_What is expected_.
Copy out all lines in the data below containing the string "Volume".
▽
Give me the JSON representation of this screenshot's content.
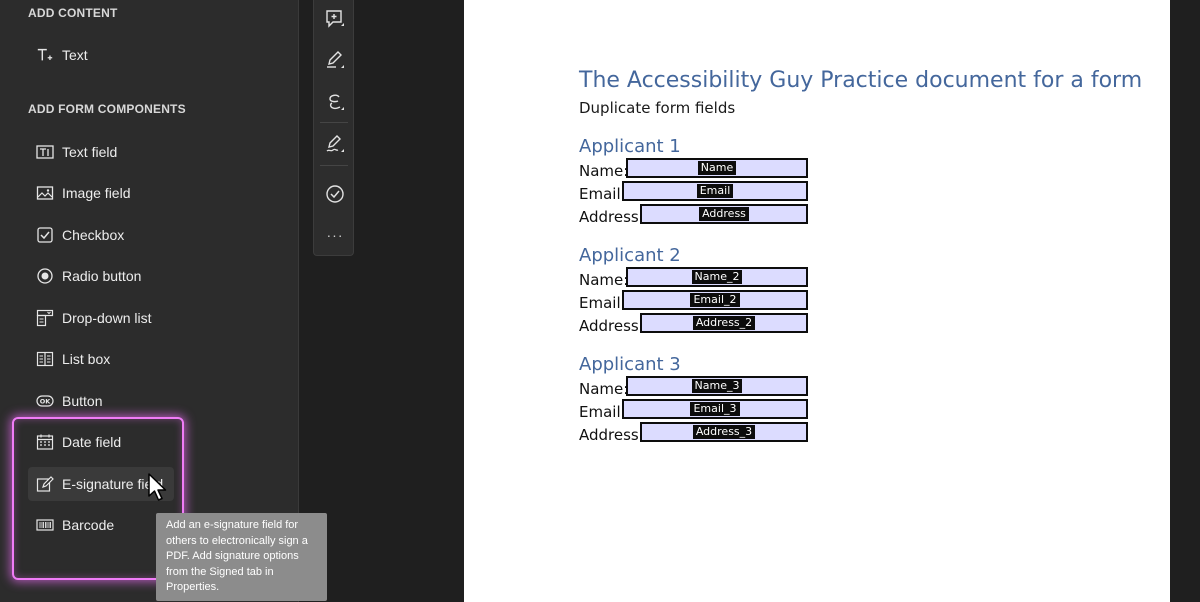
{
  "left_panel": {
    "add_content_title": "ADD CONTENT",
    "text_tool": {
      "label": "Text",
      "icon": "text-add-icon"
    },
    "add_form_components_title": "ADD FORM COMPONENTS",
    "items": [
      {
        "label": "Text field",
        "icon": "text-field-icon"
      },
      {
        "label": "Image field",
        "icon": "image-icon"
      },
      {
        "label": "Checkbox",
        "icon": "checkbox-icon"
      },
      {
        "label": "Radio button",
        "icon": "radio-button-icon"
      },
      {
        "label": "Drop-down list",
        "icon": "dropdown-list-icon"
      },
      {
        "label": "List box",
        "icon": "list-box-icon"
      },
      {
        "label": "Button",
        "icon": "ok-button-icon"
      },
      {
        "label": "Date field",
        "icon": "calendar-icon"
      },
      {
        "label": "E-signature field",
        "icon": "signature-pen-icon"
      },
      {
        "label": "Barcode",
        "icon": "barcode-icon"
      }
    ],
    "hovered_item": "E-signature field",
    "highlight_color": "#f07cf7"
  },
  "tooltip": {
    "lines": [
      "Add an e-signature field for",
      "others to electronically sign a",
      "PDF. Add signature options",
      "from the Signed tab in",
      "Properties."
    ]
  },
  "toolbar": {
    "tools": [
      "comment-add-icon",
      "pen-highlight-icon",
      "lasso-draw-icon",
      "sign-pen-icon",
      "check-circle-icon"
    ],
    "more_label": "···"
  },
  "document": {
    "title": "The Accessibility Guy Practice document for a form",
    "subtitle": "Duplicate form fields",
    "applicants": [
      {
        "heading": "Applicant 1",
        "fields": [
          {
            "label": "Name:",
            "value": "Name"
          },
          {
            "label": "Email:",
            "value": "Email"
          },
          {
            "label": "Address:",
            "value": "Address"
          }
        ]
      },
      {
        "heading": "Applicant 2",
        "fields": [
          {
            "label": "Name:",
            "value": "Name_2"
          },
          {
            "label": "Email:",
            "value": "Email_2"
          },
          {
            "label": "Address:",
            "value": "Address_2"
          }
        ]
      },
      {
        "heading": "Applicant 3",
        "fields": [
          {
            "label": "Name:",
            "value": "Name_3"
          },
          {
            "label": "Email:",
            "value": "Email_3"
          },
          {
            "label": "Address:",
            "value": "Address_3"
          }
        ]
      }
    ],
    "field_fill_color": "#dcdcff",
    "heading_color": "#44679c"
  }
}
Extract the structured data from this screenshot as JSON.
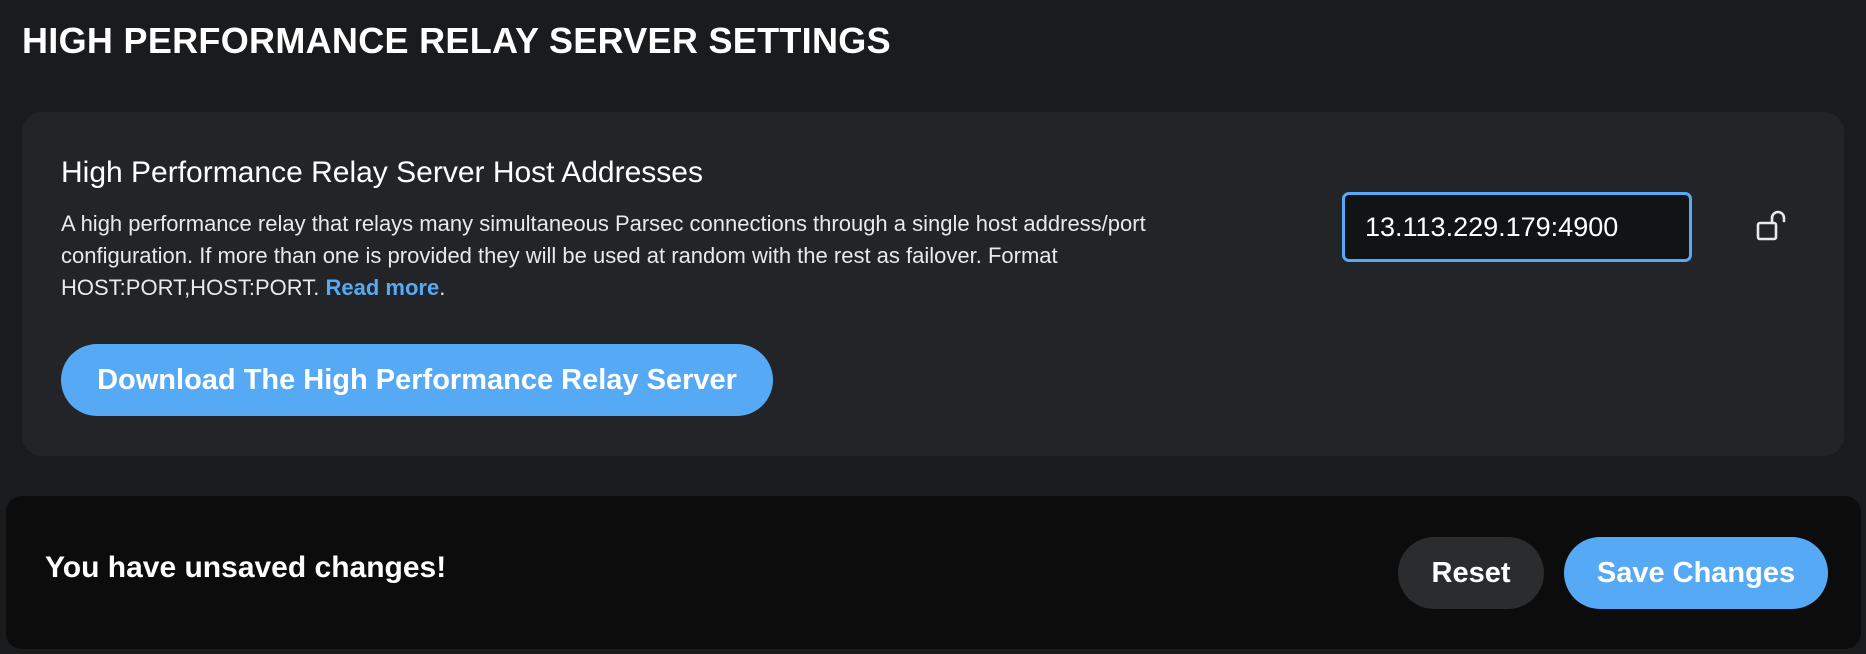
{
  "header": {
    "title": "HIGH PERFORMANCE RELAY SERVER SETTINGS"
  },
  "setting": {
    "title": "High Performance Relay Server Host Addresses",
    "description": "A high performance relay that relays many simultaneous Parsec connections through a single host address/port configuration. If more than one is provided they will be used at random with the rest as failover. Format HOST:PORT,HOST:PORT. ",
    "read_more_label": "Read more",
    "description_end": ".",
    "host_value": "13.113.229.179:4900",
    "lock_icon": "unlocked-padlock-icon",
    "download_label": "Download The High Performance Relay Server"
  },
  "unsaved_bar": {
    "message": "You have unsaved changes!",
    "reset_label": "Reset",
    "save_label": "Save Changes"
  },
  "colors": {
    "background": "#1a1b1d",
    "card": "#232427",
    "accent": "#56aaf5",
    "bar": "#0c0c0d",
    "secondary_button": "#2b2c2e"
  }
}
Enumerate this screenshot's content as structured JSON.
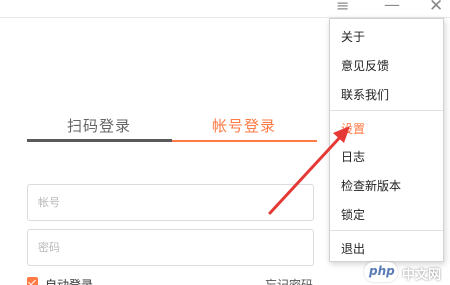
{
  "window_controls": {
    "menu_icon": "hamburger-menu-icon",
    "minimize_icon": "minimize-icon",
    "close_icon": "close-icon"
  },
  "tabs": [
    {
      "label": "扫码登录",
      "active": false
    },
    {
      "label": "帐号登录",
      "active": true
    }
  ],
  "form": {
    "account_placeholder": "帐号",
    "password_placeholder": "密码",
    "auto_login_label": "自动登录",
    "auto_login_checked": true,
    "forgot_password_label": "忘记密码"
  },
  "menu": {
    "items": [
      {
        "label": "关于"
      },
      {
        "label": "意见反馈"
      },
      {
        "label": "联系我们"
      },
      {
        "label": "设置",
        "highlighted": true
      },
      {
        "label": "日志"
      },
      {
        "label": "检查新版本"
      },
      {
        "label": "锁定"
      },
      {
        "label": "退出"
      }
    ]
  },
  "colors": {
    "accent": "#ff7a45",
    "arrow": "#e53935",
    "text": "#222222",
    "border": "#dcdcdc"
  },
  "watermark": {
    "logo": "php",
    "text": "中文网"
  }
}
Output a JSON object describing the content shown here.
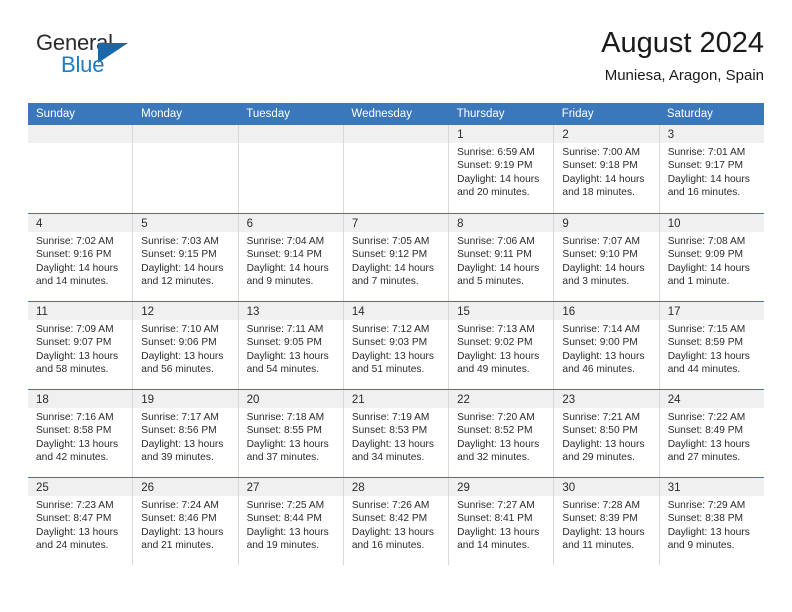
{
  "brand": {
    "name_top": "General",
    "name_bottom": "Blue",
    "accent_color": "#1f7cc4",
    "triangle_color": "#1769aa"
  },
  "header": {
    "title": "August 2024",
    "subtitle": "Muniesa, Aragon, Spain"
  },
  "calendar": {
    "header_color": "#3a77bb",
    "weekdays": [
      "Sunday",
      "Monday",
      "Tuesday",
      "Wednesday",
      "Thursday",
      "Friday",
      "Saturday"
    ],
    "weeks": [
      [
        {
          "day": "",
          "empty": true
        },
        {
          "day": "",
          "empty": true
        },
        {
          "day": "",
          "empty": true
        },
        {
          "day": "",
          "empty": true
        },
        {
          "day": "1",
          "sunrise": "Sunrise: 6:59 AM",
          "sunset": "Sunset: 9:19 PM",
          "daylight": "Daylight: 14 hours and 20 minutes."
        },
        {
          "day": "2",
          "sunrise": "Sunrise: 7:00 AM",
          "sunset": "Sunset: 9:18 PM",
          "daylight": "Daylight: 14 hours and 18 minutes."
        },
        {
          "day": "3",
          "sunrise": "Sunrise: 7:01 AM",
          "sunset": "Sunset: 9:17 PM",
          "daylight": "Daylight: 14 hours and 16 minutes."
        }
      ],
      [
        {
          "day": "4",
          "sunrise": "Sunrise: 7:02 AM",
          "sunset": "Sunset: 9:16 PM",
          "daylight": "Daylight: 14 hours and 14 minutes."
        },
        {
          "day": "5",
          "sunrise": "Sunrise: 7:03 AM",
          "sunset": "Sunset: 9:15 PM",
          "daylight": "Daylight: 14 hours and 12 minutes."
        },
        {
          "day": "6",
          "sunrise": "Sunrise: 7:04 AM",
          "sunset": "Sunset: 9:14 PM",
          "daylight": "Daylight: 14 hours and 9 minutes."
        },
        {
          "day": "7",
          "sunrise": "Sunrise: 7:05 AM",
          "sunset": "Sunset: 9:12 PM",
          "daylight": "Daylight: 14 hours and 7 minutes."
        },
        {
          "day": "8",
          "sunrise": "Sunrise: 7:06 AM",
          "sunset": "Sunset: 9:11 PM",
          "daylight": "Daylight: 14 hours and 5 minutes."
        },
        {
          "day": "9",
          "sunrise": "Sunrise: 7:07 AM",
          "sunset": "Sunset: 9:10 PM",
          "daylight": "Daylight: 14 hours and 3 minutes."
        },
        {
          "day": "10",
          "sunrise": "Sunrise: 7:08 AM",
          "sunset": "Sunset: 9:09 PM",
          "daylight": "Daylight: 14 hours and 1 minute."
        }
      ],
      [
        {
          "day": "11",
          "sunrise": "Sunrise: 7:09 AM",
          "sunset": "Sunset: 9:07 PM",
          "daylight": "Daylight: 13 hours and 58 minutes."
        },
        {
          "day": "12",
          "sunrise": "Sunrise: 7:10 AM",
          "sunset": "Sunset: 9:06 PM",
          "daylight": "Daylight: 13 hours and 56 minutes."
        },
        {
          "day": "13",
          "sunrise": "Sunrise: 7:11 AM",
          "sunset": "Sunset: 9:05 PM",
          "daylight": "Daylight: 13 hours and 54 minutes."
        },
        {
          "day": "14",
          "sunrise": "Sunrise: 7:12 AM",
          "sunset": "Sunset: 9:03 PM",
          "daylight": "Daylight: 13 hours and 51 minutes."
        },
        {
          "day": "15",
          "sunrise": "Sunrise: 7:13 AM",
          "sunset": "Sunset: 9:02 PM",
          "daylight": "Daylight: 13 hours and 49 minutes."
        },
        {
          "day": "16",
          "sunrise": "Sunrise: 7:14 AM",
          "sunset": "Sunset: 9:00 PM",
          "daylight": "Daylight: 13 hours and 46 minutes."
        },
        {
          "day": "17",
          "sunrise": "Sunrise: 7:15 AM",
          "sunset": "Sunset: 8:59 PM",
          "daylight": "Daylight: 13 hours and 44 minutes."
        }
      ],
      [
        {
          "day": "18",
          "sunrise": "Sunrise: 7:16 AM",
          "sunset": "Sunset: 8:58 PM",
          "daylight": "Daylight: 13 hours and 42 minutes."
        },
        {
          "day": "19",
          "sunrise": "Sunrise: 7:17 AM",
          "sunset": "Sunset: 8:56 PM",
          "daylight": "Daylight: 13 hours and 39 minutes."
        },
        {
          "day": "20",
          "sunrise": "Sunrise: 7:18 AM",
          "sunset": "Sunset: 8:55 PM",
          "daylight": "Daylight: 13 hours and 37 minutes."
        },
        {
          "day": "21",
          "sunrise": "Sunrise: 7:19 AM",
          "sunset": "Sunset: 8:53 PM",
          "daylight": "Daylight: 13 hours and 34 minutes."
        },
        {
          "day": "22",
          "sunrise": "Sunrise: 7:20 AM",
          "sunset": "Sunset: 8:52 PM",
          "daylight": "Daylight: 13 hours and 32 minutes."
        },
        {
          "day": "23",
          "sunrise": "Sunrise: 7:21 AM",
          "sunset": "Sunset: 8:50 PM",
          "daylight": "Daylight: 13 hours and 29 minutes."
        },
        {
          "day": "24",
          "sunrise": "Sunrise: 7:22 AM",
          "sunset": "Sunset: 8:49 PM",
          "daylight": "Daylight: 13 hours and 27 minutes."
        }
      ],
      [
        {
          "day": "25",
          "sunrise": "Sunrise: 7:23 AM",
          "sunset": "Sunset: 8:47 PM",
          "daylight": "Daylight: 13 hours and 24 minutes."
        },
        {
          "day": "26",
          "sunrise": "Sunrise: 7:24 AM",
          "sunset": "Sunset: 8:46 PM",
          "daylight": "Daylight: 13 hours and 21 minutes."
        },
        {
          "day": "27",
          "sunrise": "Sunrise: 7:25 AM",
          "sunset": "Sunset: 8:44 PM",
          "daylight": "Daylight: 13 hours and 19 minutes."
        },
        {
          "day": "28",
          "sunrise": "Sunrise: 7:26 AM",
          "sunset": "Sunset: 8:42 PM",
          "daylight": "Daylight: 13 hours and 16 minutes."
        },
        {
          "day": "29",
          "sunrise": "Sunrise: 7:27 AM",
          "sunset": "Sunset: 8:41 PM",
          "daylight": "Daylight: 13 hours and 14 minutes."
        },
        {
          "day": "30",
          "sunrise": "Sunrise: 7:28 AM",
          "sunset": "Sunset: 8:39 PM",
          "daylight": "Daylight: 13 hours and 11 minutes."
        },
        {
          "day": "31",
          "sunrise": "Sunrise: 7:29 AM",
          "sunset": "Sunset: 8:38 PM",
          "daylight": "Daylight: 13 hours and 9 minutes."
        }
      ]
    ]
  }
}
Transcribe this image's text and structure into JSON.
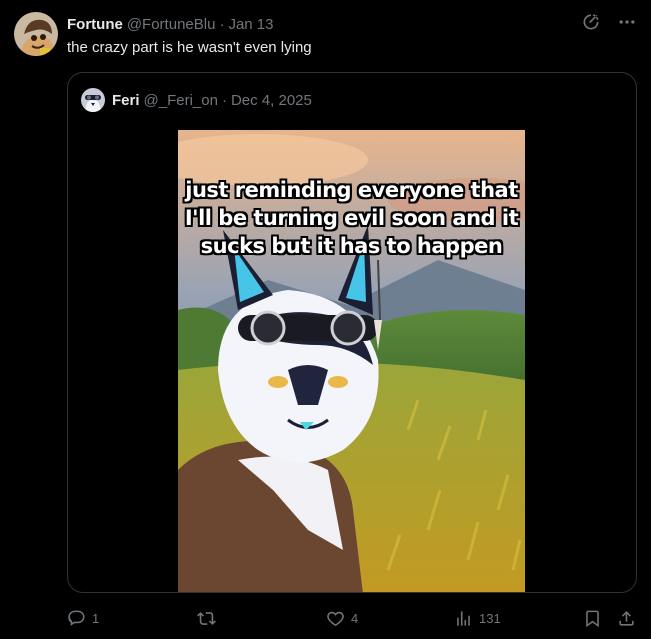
{
  "post": {
    "author_name": "Fortune",
    "author_handle": "@FortuneBlu",
    "separator": "·",
    "date": "Jan 13",
    "text": "the crazy part is he wasn't even lying"
  },
  "quoted": {
    "author_name": "Feri",
    "author_handle": "@_Feri_on",
    "separator": "·",
    "date": "Dec 4, 2025",
    "caption": "just reminding everyone that I'll be turning evil soon and it sucks but it has to happen"
  },
  "actions": {
    "replies": "1",
    "reposts": "",
    "likes": "4",
    "views": "131"
  },
  "icons": {
    "top": [
      "grok-icon",
      "more-icon"
    ],
    "actions": [
      "reply-icon",
      "repost-icon",
      "like-icon",
      "views-icon",
      "bookmark-icon",
      "share-icon"
    ]
  },
  "colors": {
    "background": "#000000",
    "text": "#e7e9ea",
    "muted": "#71767b",
    "border": "#2f3336"
  }
}
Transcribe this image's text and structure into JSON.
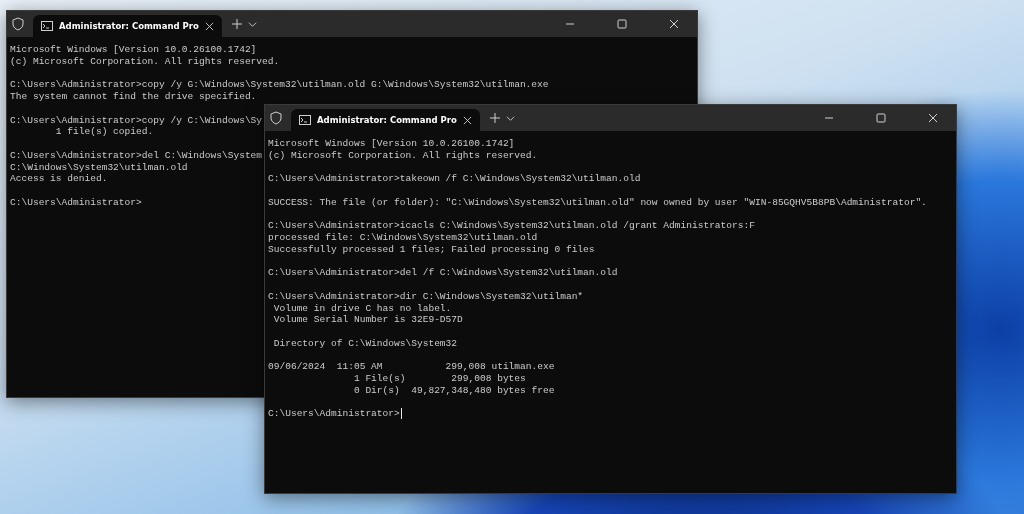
{
  "windows": [
    {
      "tab_title": "Administrator: Command Pro",
      "cursor": false,
      "blocks": [
        [
          "Microsoft Windows [Version 10.0.26100.1742]",
          "(c) Microsoft Corporation. All rights reserved."
        ],
        [
          "C:\\Users\\Administrator>copy /y G:\\Windows\\System32\\utilman.old G:\\Windows\\System32\\utilman.exe",
          "The system cannot find the drive specified."
        ],
        [
          "C:\\Users\\Administrator>copy /y C:\\Windows\\Sy",
          "        1 file(s) copied."
        ],
        [
          "C:\\Users\\Administrator>del C:\\Windows\\System",
          "C:\\Windows\\System32\\utilman.old",
          "Access is denied."
        ],
        [
          "C:\\Users\\Administrator>"
        ]
      ]
    },
    {
      "tab_title": "Administrator: Command Pro",
      "cursor": true,
      "blocks": [
        [
          "Microsoft Windows [Version 10.0.26100.1742]",
          "(c) Microsoft Corporation. All rights reserved."
        ],
        [
          "C:\\Users\\Administrator>takeown /f C:\\Windows\\System32\\utilman.old"
        ],
        [
          "SUCCESS: The file (or folder): \"C:\\Windows\\System32\\utilman.old\" now owned by user \"WIN-85GQHV5B8PB\\Administrator\"."
        ],
        [
          "C:\\Users\\Administrator>icacls C:\\Windows\\System32\\utilman.old /grant Administrators:F",
          "processed file: C:\\Windows\\System32\\utilman.old",
          "Successfully processed 1 files; Failed processing 0 files"
        ],
        [
          "C:\\Users\\Administrator>del /f C:\\Windows\\System32\\utilman.old"
        ],
        [
          "C:\\Users\\Administrator>dir C:\\Windows\\System32\\utilman*",
          " Volume in drive C has no label.",
          " Volume Serial Number is 32E9-D57D"
        ],
        [
          " Directory of C:\\Windows\\System32"
        ],
        [
          "09/06/2024  11:05 AM           299,008 utilman.exe",
          "               1 File(s)        299,008 bytes",
          "               0 Dir(s)  49,827,348,480 bytes free"
        ],
        [
          "C:\\Users\\Administrator>"
        ]
      ]
    }
  ]
}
△
_Exercise response_.
          " Volume in drive C has no label.",
          " Volume Serial Number is 32E9-D57D"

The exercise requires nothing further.